-- DATASET ENTRIES --
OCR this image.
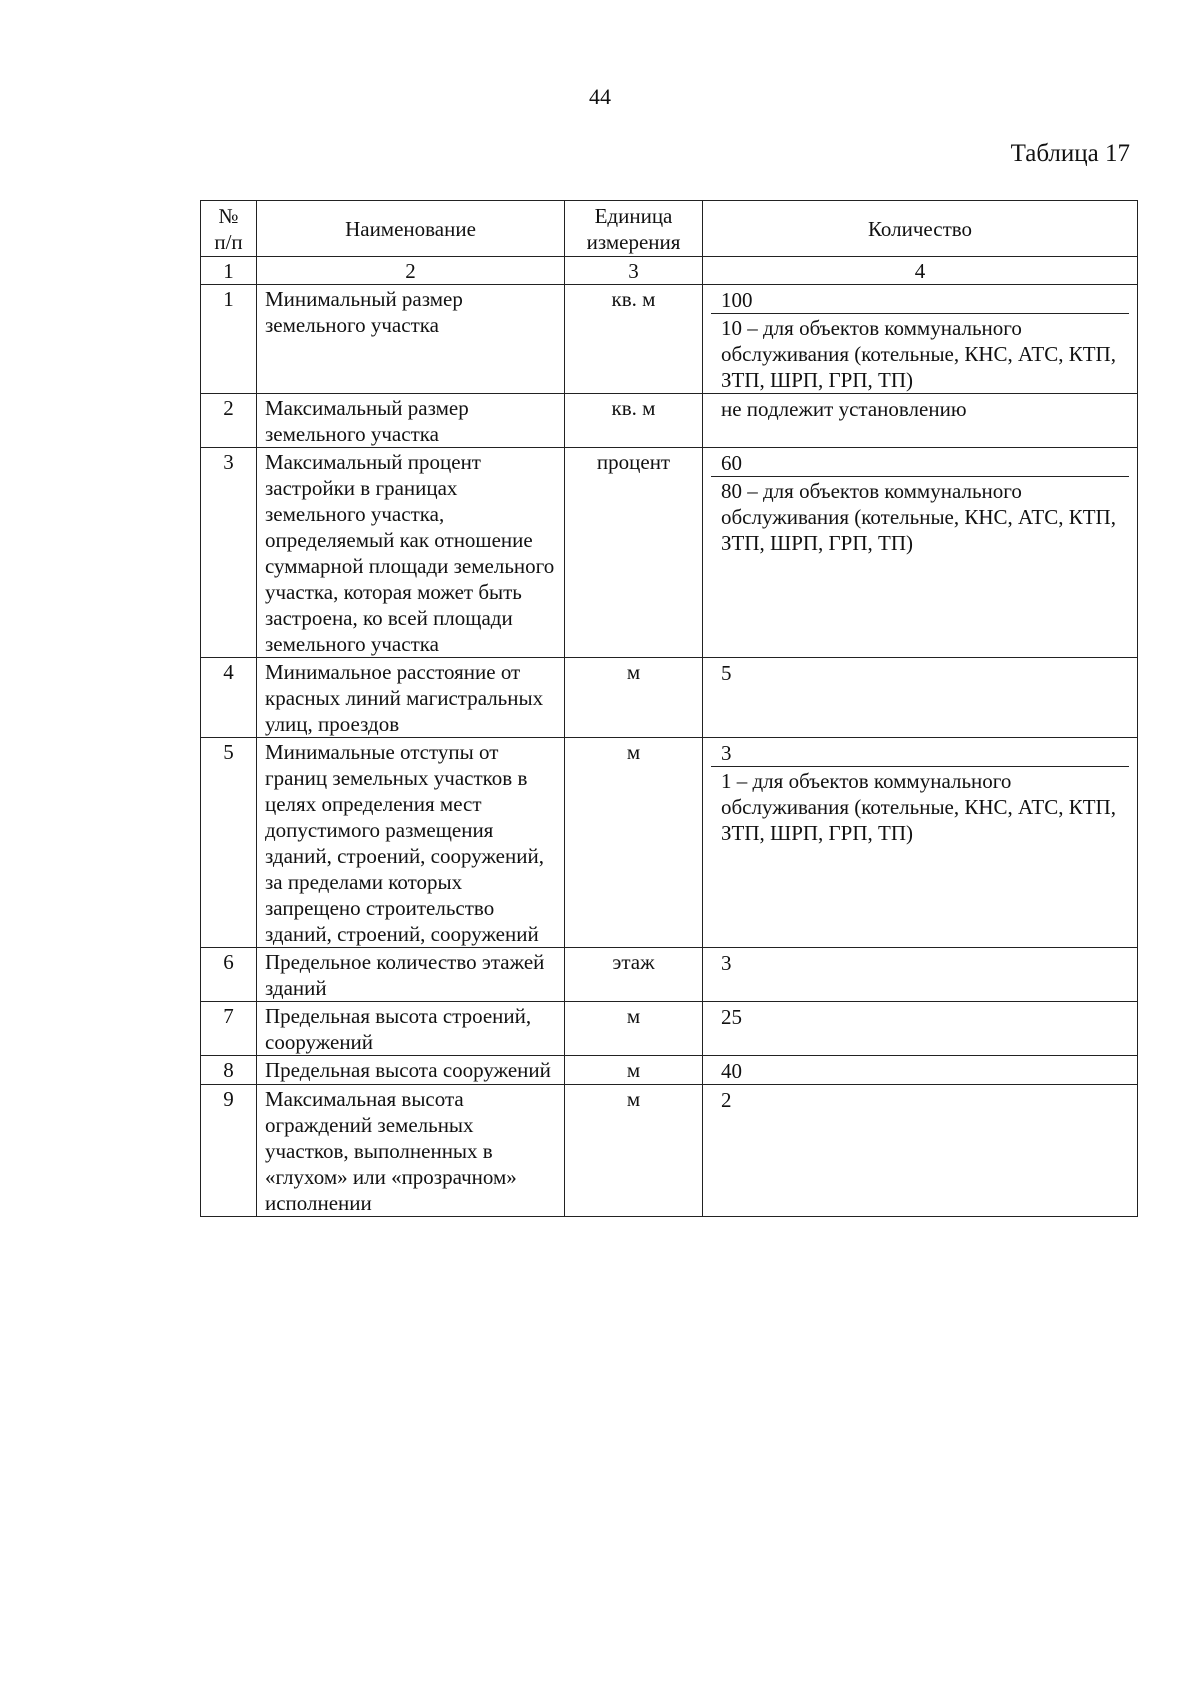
44
Таблица 17
№ п/п	Наименование	Единица измерения	Количество
1	2	3	4
1	Минимальный размер земельного участка	кв. м	100
10 – для объектов коммунального обслуживания (котельные, КНС, АТС, КТП, ЗТП, ШРП, ГРП, ТП)

2	Максимальный размер земельного участка	кв. м	не подлежит установлению

3	Максимальный процент застройки в границах земельного участка, определяемый как отношение суммарной площади земельного участка, которая может быть застроена, ко всей площади земельного участка	процент	60
80 – для объектов коммунального обслуживания (котельные, КНС, АТС, КТП, ЗТП, ШРП, ГРП, ТП)

4	Минимальное расстояние от красных линий магистральных улиц, проездов	м	5

5	Минимальные отступы от границ земельных участков в целях определения мест допустимого размещения зданий, строений, сооружений, за пределами которых запрещено строительство зданий, строений, сооружений	м	3
1 – для объектов коммунального обслуживания (котельные, КНС, АТС, КТП, ЗТП, ШРП, ГРП, ТП)

6	Предельное количество этажей зданий	этаж	3

7	Предельная высота строений, сооружений	м	25

8	Предельная высота сооружений	м	40

9	Максимальная высота ограждений земельных участков, выполненных в «глухом» или «прозрачном» исполнении	м	2
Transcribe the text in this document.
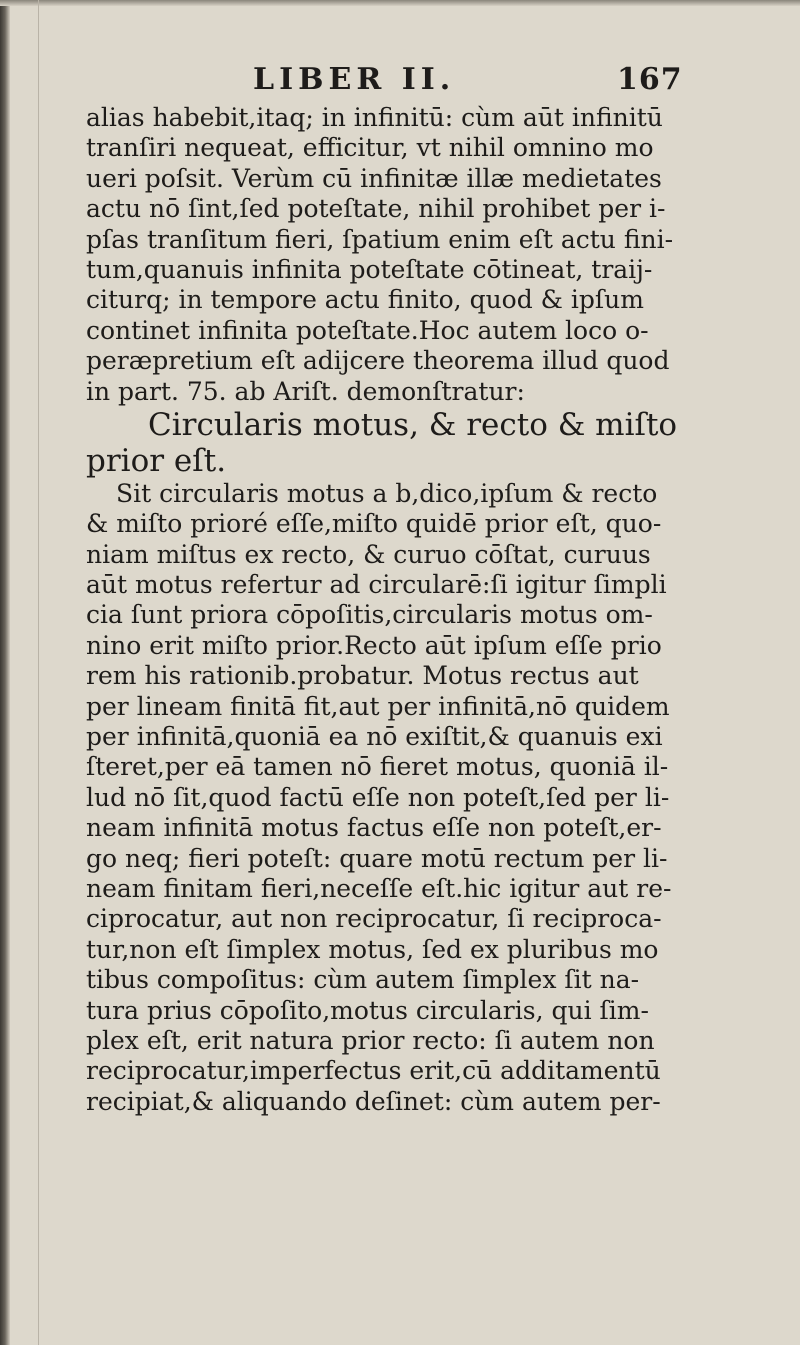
LIBER II.	167
alias habebit,itaq; in infinitū: cùm aūt infinitū
tranſiri nequeat, efficitur, vt nihil omnino mo
ueri poſsit. Verùm cū infinitæ illæ medietates
actu nō ſint,ſed poteſtate, nihil prohibet per i-
pſas tranſitum fieri, ſpatium enim eſt actu fini-
tum,quanuis infinita poteſtate cōtineat, traij-
citurq; in tempore actu finito, quod & ipſum
continet infinita poteſtate.Hoc autem loco o-
peræpretium eſt adijcere theorema illud quod
in part. 75. ab Ariſt. demonſtratur:
Circularis motus, & recto & miſto
prior eſt.
Sit circularis motus a b,dico,ipſum & recto
& miſto prioré eſſe,miſto quidē prior eſt, quo-
niam miſtus ex recto, & curuo cōſtat, curuus
aūt motus refertur ad circularē:ſi igitur ſimpli
cia ſunt priora cōpoſitis,circularis motus om-
nino erit miſto prior.Recto aūt ipſum eſſe prio
rem his rationib.probatur. Motus rectus aut
per lineam finitā fit,aut per infinitā,nō quidem
per infinitā,quoniā ea nō exiſtit,& quanuis exi
ſteret,per eā tamen nō fieret motus, quoniā il-
lud nō ſit,quod factū eſſe non poteſt,ſed per li-
neam infinitā motus factus eſſe non poteſt,er-
go neq; fieri poteſt: quare motū rectum per li-
neam finitam fieri,neceſſe eſt.hic igitur aut re-
ciprocatur, aut non reciprocatur, ſi reciproca-
tur,non eſt ſimplex motus, ſed ex pluribus mo
tibus compoſitus: cùm autem ſimplex ſit na-
tura prius cōpoſito,motus circularis, qui ſim-
plex eſt, erit natura prior recto: ſi autem non
reciprocatur,imperfectus erit,cū additamentū
recipiat,& aliquando deſinet: cùm autem per-
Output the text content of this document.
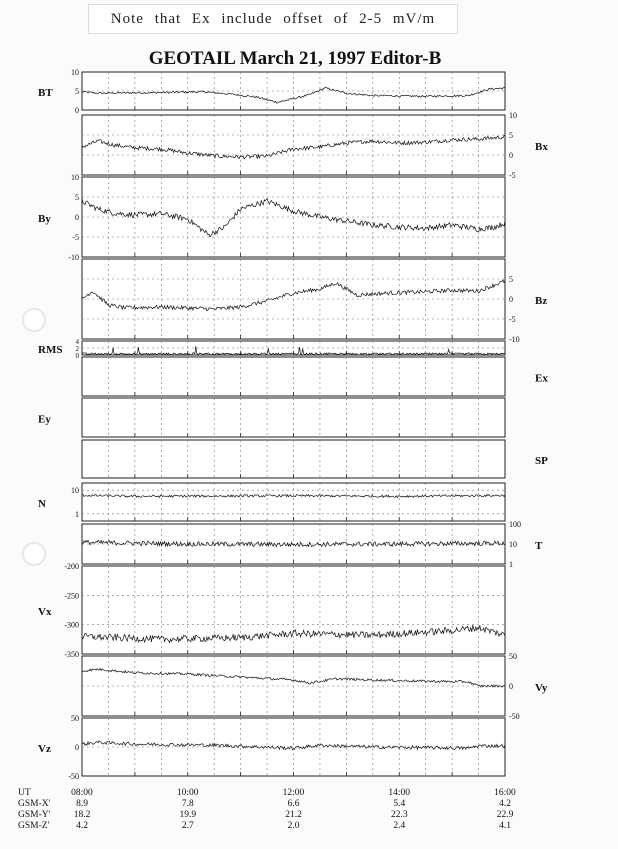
Note that Ex include offset of 2-5 mV/m
GEOTAIL March 21, 1997 Editor-B
10
5
0
BT
10
5
0
-5
Bx
10
5
0
-5
-10
By
5
0
-5
-10
Bz
4
2
0
RMS
Ex
Ey
SP
10
1
N
100
10
1
T
-200
-250
-300
-350
Vx
50
0
-50
Vy
50
0
-50
Vz
UT	08:00	10:00	12:00	14:00	16:00
GSM-X'	8.9	7.8	6.6	5.4	4.2
GSM-Y' 18.2	19.9	21.2	22.3	22.9
GSM-Z'	4.2	2.7	2.0	2.4	4.1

-- PROBLEM DESCRIPTION --
Retype the whole listing, keeping every line identical and omitting all pictures.

-- REPLY TO THE EXERCISE --
OCR this image.
44
Таблица 17
№ п/п	Наименование	Единица измерения	Количество
1	2	3	4
1	Минимальный размер земельного участка	кв. м	100
10 – для объектов коммунального обслуживания (котельные, КНС, АТС, КТП, ЗТП, ШРП, ГРП, ТП)

2	Максимальный размер земельного участка	кв. м	не подлежит установлению

3	Максимальный процент застройки в границах земельного участка, определяемый как отношение суммарной площади земельного участка, которая может быть застроена, ко всей площади земельного участка	процент	60
80 – для объектов коммунального обслуживания (котельные, КНС, АТС, КТП, ЗТП, ШРП, ГРП, ТП)

4	Минимальное расстояние от красных линий магистральных улиц, проездов	м	5

5	Минимальные отступы от границ земельных участков в целях определения мест допустимого размещения зданий, строений, сооружений, за пределами которых запрещено строительство зданий, строений, сооружений	м	3
1 – для объектов коммунального обслуживания (котельные, КНС, АТС, КТП, ЗТП, ШРП, ГРП, ТП)

6	Предельное количество этажей зданий	этаж	3

7	Предельная высота строений, сооружений	м	25

8	Предельная высота сооружений	м	40

9	Максимальная высота ограждений земельных участков, выполненных в «глухом» или «прозрачном» исполнении	м	2
Transcribe the text in this document.
LIBER II.	167
alias habebit,itaq; in infinitū: cùm aūt infinitū
tranſiri nequeat, efficitur, vt nihil omnino mo
ueri poſsit. Verùm cū infinitæ illæ medietates
actu nō ſint,ſed poteſtate, nihil prohibet per i-
pſas tranſitum fieri, ſpatium enim eſt actu fini-
tum,quanuis infinita poteſtate cōtineat, traij-
citurq; in tempore actu finito, quod & ipſum
continet infinita poteſtate.Hoc autem loco o-
peræpretium eſt adijcere theorema illud quod
in part. 75. ab Ariſt. demonſtratur:
Circularis motus, & recto & miſto
prior eſt.
Sit circularis motus a b,dico,ipſum & recto
& miſto prioré eſſe,miſto quidē prior eſt, quo-
niam miſtus ex recto, & curuo cōſtat, curuus
aūt motus refertur ad circularē:ſi igitur ſimpli
cia ſunt priora cōpoſitis,circularis motus om-
nino erit miſto prior.Recto aūt ipſum eſſe prio
rem his rationib.probatur. Motus rectus aut
per lineam finitā fit,aut per infinitā,nō quidem
per infinitā,quoniā ea nō exiſtit,& quanuis exi
ſteret,per eā tamen nō fieret motus, quoniā il-
lud nō ſit,quod factū eſſe non poteſt,ſed per li-
neam infinitā motus factus eſſe non poteſt,er-
go neq; fieri poteſt: quare motū rectum per li-
neam finitam fieri,neceſſe eſt.hic igitur aut re-
ciprocatur, aut non reciprocatur, ſi reciproca-
tur,non eſt ſimplex motus, ſed ex pluribus mo
tibus compoſitus: cùm autem ſimplex ſit na-
tura prius cōpoſito,motus circularis, qui ſim-
plex eſt, erit natura prior recto: ſi autem non
reciprocatur,imperfectus erit,cū additamentū
recipiat,& aliquando deſinet: cùm autem per-
Output the text content of this document.
Note that Ex include offset of 2-5 mV/m
GEOTAIL March 21, 1997 Editor-B
10
5
0
BT
10
5
0
-5
Bx
10
5
0
-5
-10
By
5
0
-5
-10
Bz
4
2
0
RMS
Ex
Ey
SP
10
1
N
100
10
1
T
-200
-250
-300
-350
Vx
50
0
-50
Vy
50
0
-50
Vz
UT	08:00	10:00	12:00	14:00	16:00
GSM-X'	8.9	7.8	6.6	5.4	4.2
GSM-Y' 18.2	19.9	21.2	22.3	22.9
GSM-Z'	4.2	2.7	2.0	2.4	4.1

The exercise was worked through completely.